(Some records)

↓

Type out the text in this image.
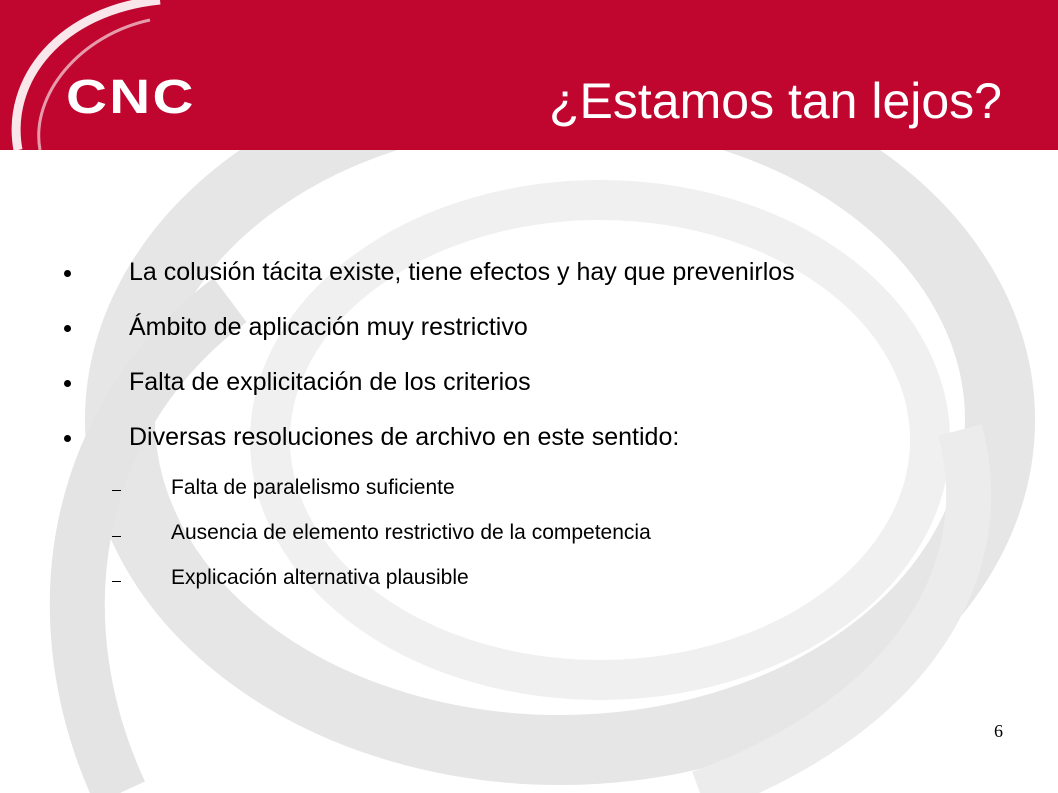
CNC	¿Estamos tan lejos?
La colusión tácita existe, tiene efectos y hay que prevenirlos
Ámbito de aplicación muy restrictivo
Falta de explicitación de los criterios
Diversas resoluciones de archivo en este sentido:
Falta de paralelismo suficiente
Ausencia de elemento restrictivo de la competencia
Explicación alternativa plausible
6
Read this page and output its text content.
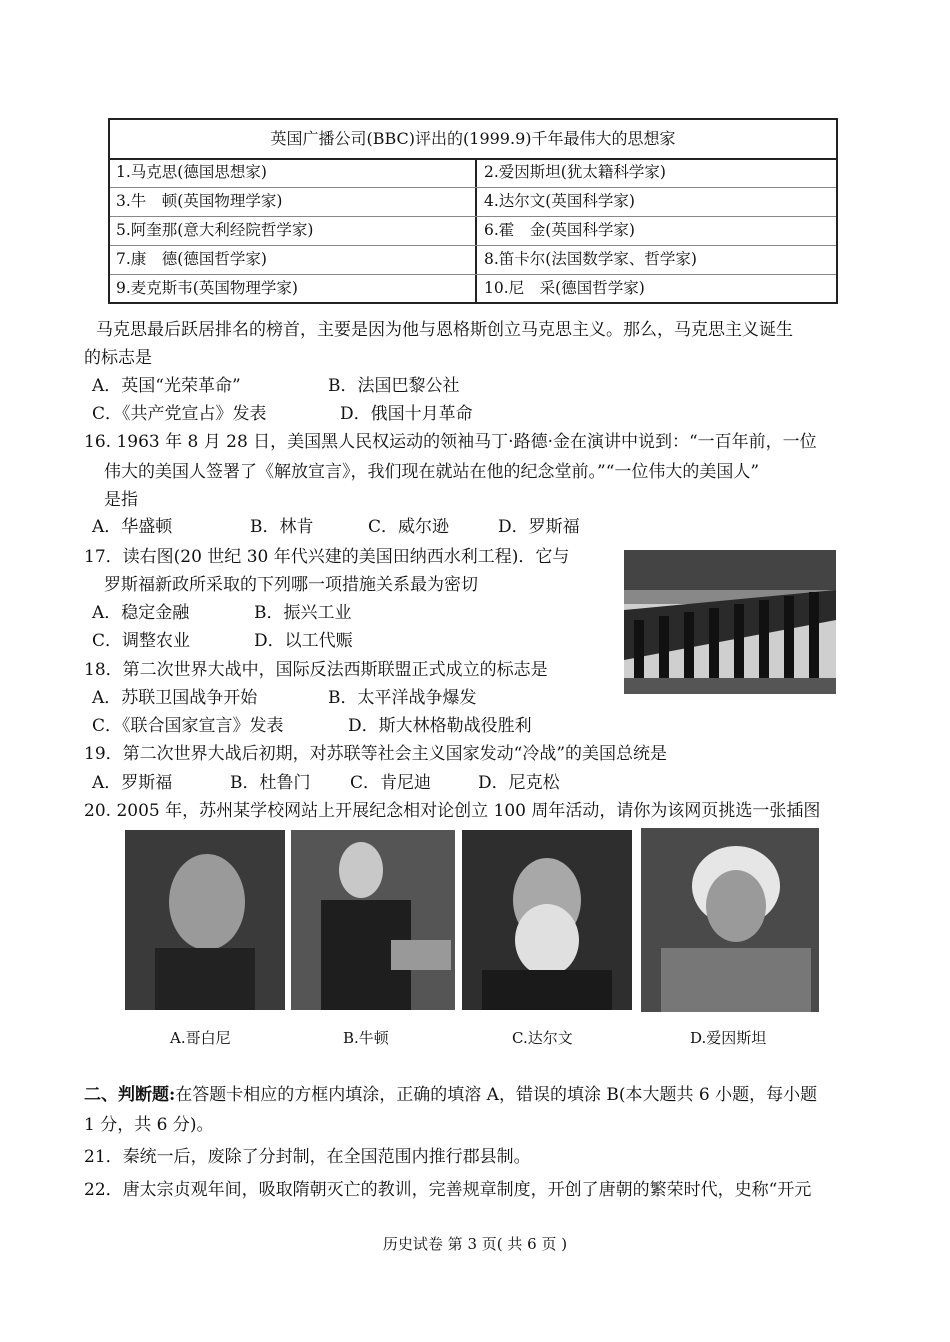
英国广播公司(BBC)评出的(1999.9)千年最伟大的思想家
1.马克思(德国思想家)	2.爱因斯坦(犹太籍科学家)
3.牛　顿(英国物理学家)	4.达尔文(英国科学家)
5.阿奎那(意大利经院哲学家)	6.霍　金(英国科学家)
7.康　德(德国哲学家)	8.笛卡尔(法国数学家、哲学家)
9.麦克斯韦(英国物理学家)	10.尼　采(德国哲学家)
马克思最后跃居排名的榜首，主要是因为他与恩格斯创立马克思主义。那么，马克思主义诞生
的标志是
A．英国“光荣革命”	B．法国巴黎公社
C．《共产党宣占》发表	D．俄国十月革命
16. 1963 年 8 月 28 日，美国黑人民权运动的领袖马丁·路德·金在演讲中说到：“一百年前，一位
伟大的美国人签署了《解放宣言》，我们现在就站在他的纪念堂前。”“一位伟大的美国人”
是指
A．华盛顿	B．林肯	C．威尔逊	D．罗斯福
17．读右图(20 世纪 30 年代兴建的美国田纳西水利工程)．它与
罗斯福新政所采取的下列哪一项措施关系最为密切
A．稳定金融	B．振兴工业
C．调整农业	D．以工代赈
18．第二次世界大战中，国际反法西斯联盟正式成立的标志是
A．苏联卫国战争开始	B．太平洋战争爆发
C．《联合国家宣言》发表	D．斯大林格勒战役胜利
19．第二次世界大战后初期，对苏联等社会主义国家发动“冷战”的美国总统是
A．罗斯福	B．杜鲁门 C．肯尼迪	D．尼克松
20. 2005 年，苏州某学校网站上开展纪念相对论创立 100 周年活动，请你为该网页挑选一张插图
A.哥白尼	B.牛顿	C.达尔文	D.爱因斯坦
二、判断题:在答题卡相应的方框内填涂，正确的填溶 A，错误的填涂 B(本大题共 6 小题，每小题
1 分，共 6 分)。
21．秦统一后，废除了分封制，在全国范围内推行郡县制。
22．唐太宗贞观年间，吸取隋朝灭亡的教训，完善规章制度，开创了唐朝的繁荣时代，史称“开元
历史试卷 第 3 页( 共 6 页 )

↑

PROBLEM DETAILS: Locate the word "英国科学家" in the records and collect each line it appears in.

CORRECT OUTPUT:
3.牛　顿(英国物理学家)	4.达尔文(英国科学家)
5.阿奎那(意大利经院哲学家)	6.霍　金(英国科学家)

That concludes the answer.